- _Problem statement_
Each line that holds the word "Palos" is to be identified and copied.

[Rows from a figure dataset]
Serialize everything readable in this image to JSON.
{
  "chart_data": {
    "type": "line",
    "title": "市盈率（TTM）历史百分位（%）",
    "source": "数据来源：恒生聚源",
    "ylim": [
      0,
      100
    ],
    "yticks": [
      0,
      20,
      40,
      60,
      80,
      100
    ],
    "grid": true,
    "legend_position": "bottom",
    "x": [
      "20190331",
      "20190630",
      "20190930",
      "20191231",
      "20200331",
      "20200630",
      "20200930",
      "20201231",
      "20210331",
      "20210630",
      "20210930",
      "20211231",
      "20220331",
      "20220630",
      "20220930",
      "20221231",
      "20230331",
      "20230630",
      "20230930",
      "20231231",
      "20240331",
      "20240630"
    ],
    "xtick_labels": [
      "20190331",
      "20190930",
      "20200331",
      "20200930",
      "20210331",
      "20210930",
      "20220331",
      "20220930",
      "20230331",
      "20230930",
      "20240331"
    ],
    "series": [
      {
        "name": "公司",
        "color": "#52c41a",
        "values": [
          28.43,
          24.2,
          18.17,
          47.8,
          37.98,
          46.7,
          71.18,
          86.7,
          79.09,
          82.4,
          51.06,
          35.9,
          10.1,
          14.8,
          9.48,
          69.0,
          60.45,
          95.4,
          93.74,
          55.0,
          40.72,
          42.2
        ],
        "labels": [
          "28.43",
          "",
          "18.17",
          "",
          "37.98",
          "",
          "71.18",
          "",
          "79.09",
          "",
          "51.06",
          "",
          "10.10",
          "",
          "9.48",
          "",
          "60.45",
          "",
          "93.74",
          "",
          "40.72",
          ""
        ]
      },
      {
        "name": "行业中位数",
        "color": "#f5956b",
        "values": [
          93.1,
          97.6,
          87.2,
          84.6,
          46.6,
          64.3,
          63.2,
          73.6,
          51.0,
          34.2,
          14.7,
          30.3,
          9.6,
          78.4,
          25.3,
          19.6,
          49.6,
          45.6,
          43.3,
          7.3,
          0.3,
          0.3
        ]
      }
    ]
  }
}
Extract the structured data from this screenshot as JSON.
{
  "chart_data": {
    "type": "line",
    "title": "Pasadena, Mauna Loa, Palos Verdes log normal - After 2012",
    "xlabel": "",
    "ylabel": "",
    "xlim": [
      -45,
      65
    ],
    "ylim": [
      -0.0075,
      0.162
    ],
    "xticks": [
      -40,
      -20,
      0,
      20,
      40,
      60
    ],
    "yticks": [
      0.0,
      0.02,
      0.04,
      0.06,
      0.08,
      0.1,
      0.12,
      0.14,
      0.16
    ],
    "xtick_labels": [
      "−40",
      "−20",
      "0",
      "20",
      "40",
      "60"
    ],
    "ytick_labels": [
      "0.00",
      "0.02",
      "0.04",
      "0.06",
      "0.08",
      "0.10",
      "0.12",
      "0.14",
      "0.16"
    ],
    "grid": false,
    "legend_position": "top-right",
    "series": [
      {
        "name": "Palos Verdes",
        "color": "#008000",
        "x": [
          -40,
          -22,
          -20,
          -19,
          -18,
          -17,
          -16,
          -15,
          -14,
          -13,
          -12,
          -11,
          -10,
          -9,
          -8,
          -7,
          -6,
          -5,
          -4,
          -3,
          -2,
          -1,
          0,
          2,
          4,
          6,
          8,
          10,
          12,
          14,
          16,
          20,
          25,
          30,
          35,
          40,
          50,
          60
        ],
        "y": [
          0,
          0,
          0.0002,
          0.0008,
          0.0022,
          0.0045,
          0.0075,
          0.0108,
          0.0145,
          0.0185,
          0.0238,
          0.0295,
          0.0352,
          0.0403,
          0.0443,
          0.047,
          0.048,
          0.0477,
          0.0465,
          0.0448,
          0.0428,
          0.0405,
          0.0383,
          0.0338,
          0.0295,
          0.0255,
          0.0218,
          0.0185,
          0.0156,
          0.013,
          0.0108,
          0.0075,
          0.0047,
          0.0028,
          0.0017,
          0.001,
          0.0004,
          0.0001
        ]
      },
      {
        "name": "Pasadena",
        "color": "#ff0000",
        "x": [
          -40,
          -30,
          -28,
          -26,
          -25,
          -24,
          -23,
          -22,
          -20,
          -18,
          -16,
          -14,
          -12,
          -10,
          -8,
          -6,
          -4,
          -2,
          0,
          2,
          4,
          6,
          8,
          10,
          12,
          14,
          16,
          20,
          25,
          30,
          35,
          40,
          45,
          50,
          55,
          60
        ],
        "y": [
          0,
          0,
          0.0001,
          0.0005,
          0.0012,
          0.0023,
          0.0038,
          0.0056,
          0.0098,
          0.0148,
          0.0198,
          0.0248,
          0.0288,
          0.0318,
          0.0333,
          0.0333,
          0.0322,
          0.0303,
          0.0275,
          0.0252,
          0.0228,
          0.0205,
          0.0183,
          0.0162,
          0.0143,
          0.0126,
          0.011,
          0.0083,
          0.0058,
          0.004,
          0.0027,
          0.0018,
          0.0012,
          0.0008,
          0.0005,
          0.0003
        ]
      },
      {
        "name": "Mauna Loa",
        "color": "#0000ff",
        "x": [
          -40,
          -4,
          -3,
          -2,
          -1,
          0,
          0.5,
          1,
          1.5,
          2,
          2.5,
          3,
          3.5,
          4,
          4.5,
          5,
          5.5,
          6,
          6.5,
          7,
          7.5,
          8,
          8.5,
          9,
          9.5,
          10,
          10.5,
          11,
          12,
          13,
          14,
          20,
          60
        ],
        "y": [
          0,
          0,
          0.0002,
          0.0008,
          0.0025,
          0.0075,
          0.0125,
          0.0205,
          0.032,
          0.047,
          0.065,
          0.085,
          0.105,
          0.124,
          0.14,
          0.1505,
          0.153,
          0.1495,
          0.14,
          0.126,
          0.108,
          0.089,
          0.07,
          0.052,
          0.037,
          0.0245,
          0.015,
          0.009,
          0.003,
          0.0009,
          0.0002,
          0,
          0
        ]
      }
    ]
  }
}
* * *
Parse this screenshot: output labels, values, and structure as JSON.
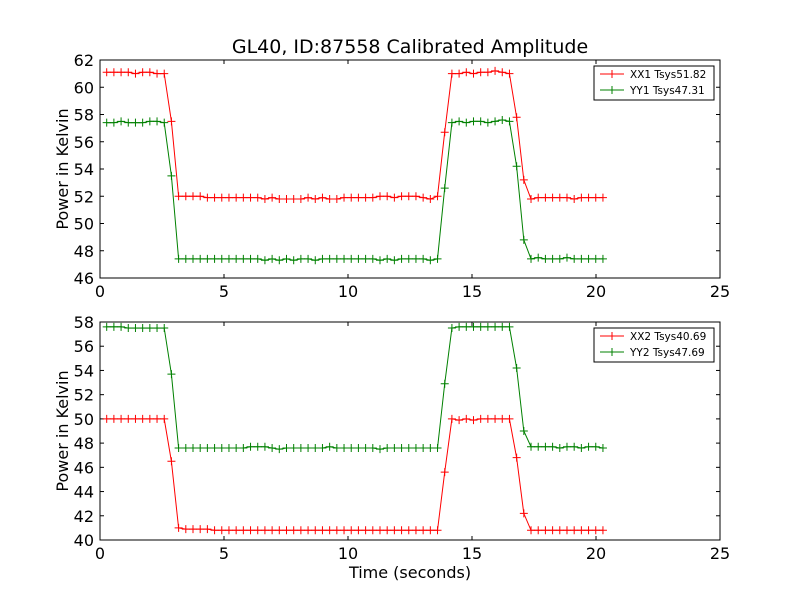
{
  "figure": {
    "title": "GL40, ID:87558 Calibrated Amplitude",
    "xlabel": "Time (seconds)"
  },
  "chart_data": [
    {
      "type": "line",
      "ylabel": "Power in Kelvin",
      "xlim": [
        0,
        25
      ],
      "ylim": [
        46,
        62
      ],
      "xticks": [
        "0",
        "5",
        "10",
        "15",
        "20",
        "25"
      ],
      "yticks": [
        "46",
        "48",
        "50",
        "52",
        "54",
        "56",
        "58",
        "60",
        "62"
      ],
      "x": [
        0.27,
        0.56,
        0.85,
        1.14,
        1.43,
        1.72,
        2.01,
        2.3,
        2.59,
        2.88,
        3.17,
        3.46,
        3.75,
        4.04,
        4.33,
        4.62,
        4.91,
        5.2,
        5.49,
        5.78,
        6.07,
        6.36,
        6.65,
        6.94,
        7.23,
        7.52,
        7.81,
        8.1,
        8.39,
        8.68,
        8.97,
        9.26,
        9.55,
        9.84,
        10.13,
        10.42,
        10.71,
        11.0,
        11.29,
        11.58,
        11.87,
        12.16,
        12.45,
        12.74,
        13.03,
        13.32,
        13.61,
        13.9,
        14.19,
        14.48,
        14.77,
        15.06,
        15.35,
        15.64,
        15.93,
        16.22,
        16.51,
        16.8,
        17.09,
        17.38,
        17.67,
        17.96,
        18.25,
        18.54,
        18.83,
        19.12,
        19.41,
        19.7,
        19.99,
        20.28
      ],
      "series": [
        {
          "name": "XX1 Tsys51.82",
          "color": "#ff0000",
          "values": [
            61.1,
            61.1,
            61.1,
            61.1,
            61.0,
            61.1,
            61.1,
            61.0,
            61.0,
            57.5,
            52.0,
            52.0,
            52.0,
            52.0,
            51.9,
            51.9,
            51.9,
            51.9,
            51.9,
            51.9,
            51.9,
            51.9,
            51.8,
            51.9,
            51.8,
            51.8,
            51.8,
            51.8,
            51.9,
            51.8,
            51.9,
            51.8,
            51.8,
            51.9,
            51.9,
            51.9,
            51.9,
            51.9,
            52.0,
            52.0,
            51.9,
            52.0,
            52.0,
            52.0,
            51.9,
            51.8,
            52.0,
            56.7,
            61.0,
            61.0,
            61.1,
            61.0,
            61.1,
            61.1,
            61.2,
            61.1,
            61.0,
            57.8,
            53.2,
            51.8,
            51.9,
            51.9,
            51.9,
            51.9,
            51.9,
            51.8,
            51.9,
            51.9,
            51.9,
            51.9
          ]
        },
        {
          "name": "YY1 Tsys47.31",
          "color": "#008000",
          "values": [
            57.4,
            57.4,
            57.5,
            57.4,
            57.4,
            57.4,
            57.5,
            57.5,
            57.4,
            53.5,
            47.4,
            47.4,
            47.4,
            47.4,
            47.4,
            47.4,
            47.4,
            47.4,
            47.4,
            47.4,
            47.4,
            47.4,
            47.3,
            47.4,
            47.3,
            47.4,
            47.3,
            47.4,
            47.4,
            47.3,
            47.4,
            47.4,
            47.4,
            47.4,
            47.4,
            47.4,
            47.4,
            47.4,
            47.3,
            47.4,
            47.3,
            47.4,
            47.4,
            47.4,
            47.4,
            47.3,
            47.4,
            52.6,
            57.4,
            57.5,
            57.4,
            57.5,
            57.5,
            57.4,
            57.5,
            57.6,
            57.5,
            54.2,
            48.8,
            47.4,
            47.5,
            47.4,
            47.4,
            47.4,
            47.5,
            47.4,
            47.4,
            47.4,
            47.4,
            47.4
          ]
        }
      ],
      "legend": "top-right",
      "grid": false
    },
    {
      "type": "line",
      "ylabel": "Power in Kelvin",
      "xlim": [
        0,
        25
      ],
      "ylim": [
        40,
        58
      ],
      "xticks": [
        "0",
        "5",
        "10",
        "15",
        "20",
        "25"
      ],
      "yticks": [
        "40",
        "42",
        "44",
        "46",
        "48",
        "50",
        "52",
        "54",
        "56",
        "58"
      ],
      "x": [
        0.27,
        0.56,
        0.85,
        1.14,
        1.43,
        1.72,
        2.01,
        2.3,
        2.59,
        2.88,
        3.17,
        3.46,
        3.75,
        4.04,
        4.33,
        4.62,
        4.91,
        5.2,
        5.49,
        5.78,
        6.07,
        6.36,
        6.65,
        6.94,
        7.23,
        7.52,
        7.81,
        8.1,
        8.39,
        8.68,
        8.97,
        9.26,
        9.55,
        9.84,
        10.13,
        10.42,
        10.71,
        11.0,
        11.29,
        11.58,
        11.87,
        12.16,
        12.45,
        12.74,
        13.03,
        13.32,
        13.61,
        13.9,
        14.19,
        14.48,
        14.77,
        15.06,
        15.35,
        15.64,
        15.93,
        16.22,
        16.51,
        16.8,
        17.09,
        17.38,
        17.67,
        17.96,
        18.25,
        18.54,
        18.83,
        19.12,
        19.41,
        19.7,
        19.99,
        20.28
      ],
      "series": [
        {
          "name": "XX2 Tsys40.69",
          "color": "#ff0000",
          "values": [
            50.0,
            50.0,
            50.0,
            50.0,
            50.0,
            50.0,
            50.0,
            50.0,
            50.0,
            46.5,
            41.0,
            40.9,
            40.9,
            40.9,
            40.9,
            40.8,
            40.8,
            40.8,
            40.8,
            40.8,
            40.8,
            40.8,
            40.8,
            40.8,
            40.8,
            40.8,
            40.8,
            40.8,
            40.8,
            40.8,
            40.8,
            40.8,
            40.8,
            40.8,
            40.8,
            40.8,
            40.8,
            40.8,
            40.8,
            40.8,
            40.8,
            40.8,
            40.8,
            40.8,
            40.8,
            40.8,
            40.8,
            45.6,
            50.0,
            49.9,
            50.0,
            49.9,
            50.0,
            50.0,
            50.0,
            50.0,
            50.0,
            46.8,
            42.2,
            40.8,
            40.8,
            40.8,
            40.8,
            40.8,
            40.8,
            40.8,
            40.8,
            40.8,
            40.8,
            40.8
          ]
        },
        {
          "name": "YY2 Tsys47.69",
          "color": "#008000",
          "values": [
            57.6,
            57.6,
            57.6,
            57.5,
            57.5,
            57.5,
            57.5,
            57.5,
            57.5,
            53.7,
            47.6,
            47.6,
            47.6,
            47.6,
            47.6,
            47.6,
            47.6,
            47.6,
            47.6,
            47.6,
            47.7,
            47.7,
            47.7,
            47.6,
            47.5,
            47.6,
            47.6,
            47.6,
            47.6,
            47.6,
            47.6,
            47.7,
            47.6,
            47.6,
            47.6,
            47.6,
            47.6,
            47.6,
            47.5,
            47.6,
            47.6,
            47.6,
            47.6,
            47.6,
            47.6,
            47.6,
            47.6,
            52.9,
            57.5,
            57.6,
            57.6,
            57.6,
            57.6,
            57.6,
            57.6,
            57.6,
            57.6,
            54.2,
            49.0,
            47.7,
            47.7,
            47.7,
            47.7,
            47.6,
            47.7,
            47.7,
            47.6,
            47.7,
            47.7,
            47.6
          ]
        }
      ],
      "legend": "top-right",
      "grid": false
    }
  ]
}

- _Final result_
    "title": "Pasadena, Mauna Loa, Palos Verdes log normal - After 2012",
        "name": "Palos Verdes",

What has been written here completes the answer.